__RECORDS SUPPLIED__:
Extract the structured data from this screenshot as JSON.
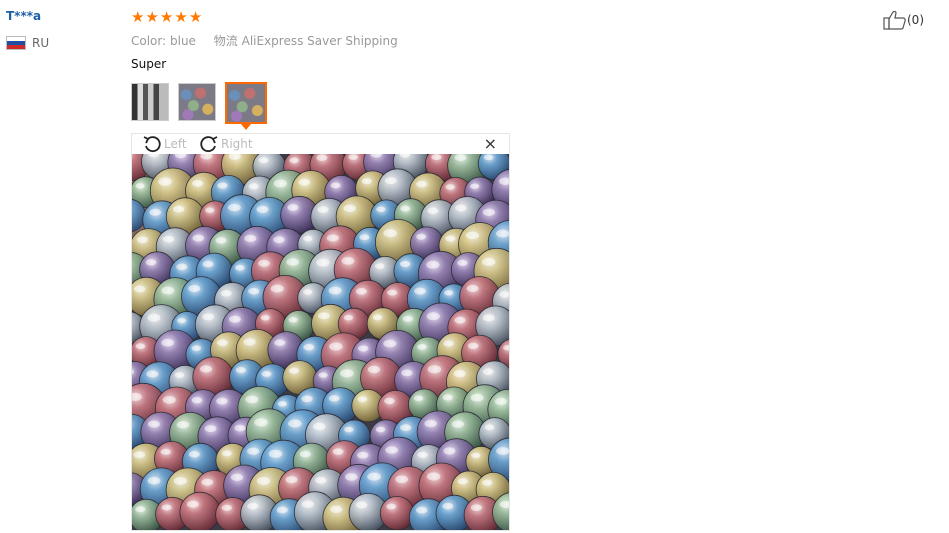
{
  "reviewer": {
    "name": "T***a",
    "country": "RU"
  },
  "rating": {
    "value": 5,
    "max": 5,
    "star_glyph": "★",
    "color": "#ff7a00"
  },
  "meta": {
    "color_label": "Color:",
    "color_value": "blue",
    "logistics_label": "物流",
    "logistics_value": "AliExpress Saver Shipping"
  },
  "review": {
    "text": "Super"
  },
  "thumbnails": {
    "count": 3,
    "active_index": 2
  },
  "viewer": {
    "rotate_left_label": "Left",
    "rotate_right_label": "Right",
    "close_label": "×"
  },
  "helpful": {
    "count_label": "(0)"
  },
  "colors": {
    "accent": "#ff6a00",
    "username": "#1f5fa8"
  }
}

__EXERCISE__: Copy all of the entries verbatim, leaving out any pictures they contain.

__EXPECTED OUTPUT__:
Extract the structured data from this screenshot as JSON.
{
  "reviewer": {
    "name": "T***a",
    "country": "RU"
  },
  "rating": {
    "value": 5,
    "max": 5,
    "star_glyph": "★",
    "color": "#ff7a00"
  },
  "meta": {
    "color_label": "Color:",
    "color_value": "blue",
    "logistics_label": "物流",
    "logistics_value": "AliExpress Saver Shipping"
  },
  "review": {
    "text": "Super"
  },
  "thumbnails": {
    "count": 3,
    "active_index": 2
  },
  "viewer": {
    "rotate_left_label": "Left",
    "rotate_right_label": "Right",
    "close_label": "×"
  },
  "helpful": {
    "count_label": "(0)"
  },
  "colors": {
    "accent": "#ff6a00",
    "username": "#1f5fa8"
  }
}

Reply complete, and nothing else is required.